## start

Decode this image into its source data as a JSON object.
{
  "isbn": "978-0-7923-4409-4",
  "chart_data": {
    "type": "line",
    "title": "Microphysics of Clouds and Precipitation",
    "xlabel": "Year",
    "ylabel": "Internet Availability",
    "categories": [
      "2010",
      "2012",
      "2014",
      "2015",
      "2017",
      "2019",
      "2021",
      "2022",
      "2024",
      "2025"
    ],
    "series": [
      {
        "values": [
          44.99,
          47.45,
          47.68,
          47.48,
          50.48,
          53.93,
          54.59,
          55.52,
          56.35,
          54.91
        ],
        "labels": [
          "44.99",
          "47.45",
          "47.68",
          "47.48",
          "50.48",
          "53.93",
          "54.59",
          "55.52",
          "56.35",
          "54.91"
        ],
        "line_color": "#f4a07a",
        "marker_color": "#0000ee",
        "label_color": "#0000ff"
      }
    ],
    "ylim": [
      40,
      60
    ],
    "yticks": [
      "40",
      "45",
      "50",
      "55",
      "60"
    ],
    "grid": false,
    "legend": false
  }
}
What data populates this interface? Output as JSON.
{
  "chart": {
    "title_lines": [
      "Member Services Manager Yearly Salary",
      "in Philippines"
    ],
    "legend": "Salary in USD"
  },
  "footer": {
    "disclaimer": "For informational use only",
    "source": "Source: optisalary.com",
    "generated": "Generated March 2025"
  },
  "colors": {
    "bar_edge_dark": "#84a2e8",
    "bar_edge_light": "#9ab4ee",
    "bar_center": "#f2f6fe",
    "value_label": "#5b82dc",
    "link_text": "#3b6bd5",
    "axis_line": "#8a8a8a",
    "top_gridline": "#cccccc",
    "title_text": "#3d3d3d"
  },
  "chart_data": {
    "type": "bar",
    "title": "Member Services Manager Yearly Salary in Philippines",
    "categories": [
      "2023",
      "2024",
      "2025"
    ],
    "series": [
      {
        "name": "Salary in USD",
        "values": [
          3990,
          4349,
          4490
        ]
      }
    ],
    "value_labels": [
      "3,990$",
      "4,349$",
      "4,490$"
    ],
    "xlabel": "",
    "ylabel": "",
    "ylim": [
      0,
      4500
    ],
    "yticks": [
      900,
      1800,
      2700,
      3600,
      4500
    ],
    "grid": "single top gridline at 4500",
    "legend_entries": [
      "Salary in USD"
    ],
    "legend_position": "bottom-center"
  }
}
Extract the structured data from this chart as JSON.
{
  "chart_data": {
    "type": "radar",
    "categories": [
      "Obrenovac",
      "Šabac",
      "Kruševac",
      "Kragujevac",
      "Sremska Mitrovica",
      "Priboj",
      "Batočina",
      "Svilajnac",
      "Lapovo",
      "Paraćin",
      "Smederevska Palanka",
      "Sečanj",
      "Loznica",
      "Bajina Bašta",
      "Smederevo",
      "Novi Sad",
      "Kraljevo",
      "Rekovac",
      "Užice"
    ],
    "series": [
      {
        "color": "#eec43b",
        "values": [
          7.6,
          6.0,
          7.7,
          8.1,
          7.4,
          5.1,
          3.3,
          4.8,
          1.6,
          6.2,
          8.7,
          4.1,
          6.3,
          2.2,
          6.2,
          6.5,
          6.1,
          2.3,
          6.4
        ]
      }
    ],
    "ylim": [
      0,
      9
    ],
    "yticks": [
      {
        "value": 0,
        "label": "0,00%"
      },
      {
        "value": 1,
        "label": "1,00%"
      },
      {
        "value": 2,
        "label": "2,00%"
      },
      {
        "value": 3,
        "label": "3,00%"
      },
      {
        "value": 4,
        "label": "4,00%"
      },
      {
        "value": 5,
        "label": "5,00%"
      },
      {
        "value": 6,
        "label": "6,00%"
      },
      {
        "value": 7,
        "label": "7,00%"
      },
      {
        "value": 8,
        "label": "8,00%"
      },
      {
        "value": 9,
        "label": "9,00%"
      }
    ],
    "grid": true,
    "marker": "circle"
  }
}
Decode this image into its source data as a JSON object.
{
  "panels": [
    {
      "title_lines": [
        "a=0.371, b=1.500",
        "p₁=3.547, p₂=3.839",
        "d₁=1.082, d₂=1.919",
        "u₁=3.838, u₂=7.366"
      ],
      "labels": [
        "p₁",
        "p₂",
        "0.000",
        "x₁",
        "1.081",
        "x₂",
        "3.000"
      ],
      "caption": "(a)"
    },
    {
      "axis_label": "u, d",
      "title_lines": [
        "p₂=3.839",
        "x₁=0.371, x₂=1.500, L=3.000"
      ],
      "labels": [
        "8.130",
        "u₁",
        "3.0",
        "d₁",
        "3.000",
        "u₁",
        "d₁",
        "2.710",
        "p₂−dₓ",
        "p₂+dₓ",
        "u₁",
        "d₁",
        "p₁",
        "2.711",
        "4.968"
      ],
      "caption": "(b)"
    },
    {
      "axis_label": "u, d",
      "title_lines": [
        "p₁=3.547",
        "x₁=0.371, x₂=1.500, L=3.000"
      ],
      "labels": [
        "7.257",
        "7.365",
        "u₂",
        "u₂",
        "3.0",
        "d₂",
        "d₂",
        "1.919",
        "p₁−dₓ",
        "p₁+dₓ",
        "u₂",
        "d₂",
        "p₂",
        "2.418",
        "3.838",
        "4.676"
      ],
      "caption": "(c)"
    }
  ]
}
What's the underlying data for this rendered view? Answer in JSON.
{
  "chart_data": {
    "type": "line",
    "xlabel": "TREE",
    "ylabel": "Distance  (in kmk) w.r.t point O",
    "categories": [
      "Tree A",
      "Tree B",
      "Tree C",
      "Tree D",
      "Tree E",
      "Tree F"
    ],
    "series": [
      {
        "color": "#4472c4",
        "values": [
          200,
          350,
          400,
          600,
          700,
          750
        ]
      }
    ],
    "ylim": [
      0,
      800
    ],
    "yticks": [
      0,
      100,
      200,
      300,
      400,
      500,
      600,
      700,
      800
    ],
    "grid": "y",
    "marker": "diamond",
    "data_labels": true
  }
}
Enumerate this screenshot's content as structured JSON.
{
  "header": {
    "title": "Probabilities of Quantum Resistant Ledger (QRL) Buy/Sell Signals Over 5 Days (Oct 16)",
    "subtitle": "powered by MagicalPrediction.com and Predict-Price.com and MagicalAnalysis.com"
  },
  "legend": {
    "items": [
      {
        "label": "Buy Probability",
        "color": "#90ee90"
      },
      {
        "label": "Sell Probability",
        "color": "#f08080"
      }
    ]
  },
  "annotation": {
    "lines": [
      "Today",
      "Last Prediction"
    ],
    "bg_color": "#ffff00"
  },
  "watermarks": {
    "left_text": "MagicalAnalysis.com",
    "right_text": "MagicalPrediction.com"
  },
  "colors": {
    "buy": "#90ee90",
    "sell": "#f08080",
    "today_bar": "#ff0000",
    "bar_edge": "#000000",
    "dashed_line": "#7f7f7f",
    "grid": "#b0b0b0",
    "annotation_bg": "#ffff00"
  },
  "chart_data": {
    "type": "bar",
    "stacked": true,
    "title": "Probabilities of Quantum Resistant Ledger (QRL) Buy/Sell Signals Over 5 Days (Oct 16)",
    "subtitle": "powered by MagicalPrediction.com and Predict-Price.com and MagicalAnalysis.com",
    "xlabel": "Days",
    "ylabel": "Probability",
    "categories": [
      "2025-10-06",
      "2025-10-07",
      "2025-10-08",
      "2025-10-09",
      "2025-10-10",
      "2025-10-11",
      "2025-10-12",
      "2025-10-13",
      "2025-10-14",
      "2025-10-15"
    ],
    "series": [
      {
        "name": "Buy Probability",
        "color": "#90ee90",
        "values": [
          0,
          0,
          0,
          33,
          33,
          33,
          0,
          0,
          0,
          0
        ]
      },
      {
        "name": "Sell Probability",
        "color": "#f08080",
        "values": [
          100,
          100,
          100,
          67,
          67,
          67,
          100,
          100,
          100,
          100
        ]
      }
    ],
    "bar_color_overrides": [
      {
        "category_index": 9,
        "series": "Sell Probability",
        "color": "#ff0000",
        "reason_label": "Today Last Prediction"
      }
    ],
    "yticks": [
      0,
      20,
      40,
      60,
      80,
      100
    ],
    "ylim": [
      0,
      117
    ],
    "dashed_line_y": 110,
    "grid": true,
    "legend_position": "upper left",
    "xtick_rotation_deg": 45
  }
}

## end

◆ **Problem details**:
Copy each line of the records that contains the word "xlabel".

◆ **Exercise answer**:
    "xlabel": "Year",
    "xlabel": "",
    "xlabel": "TREE",
    "xlabel": "Days",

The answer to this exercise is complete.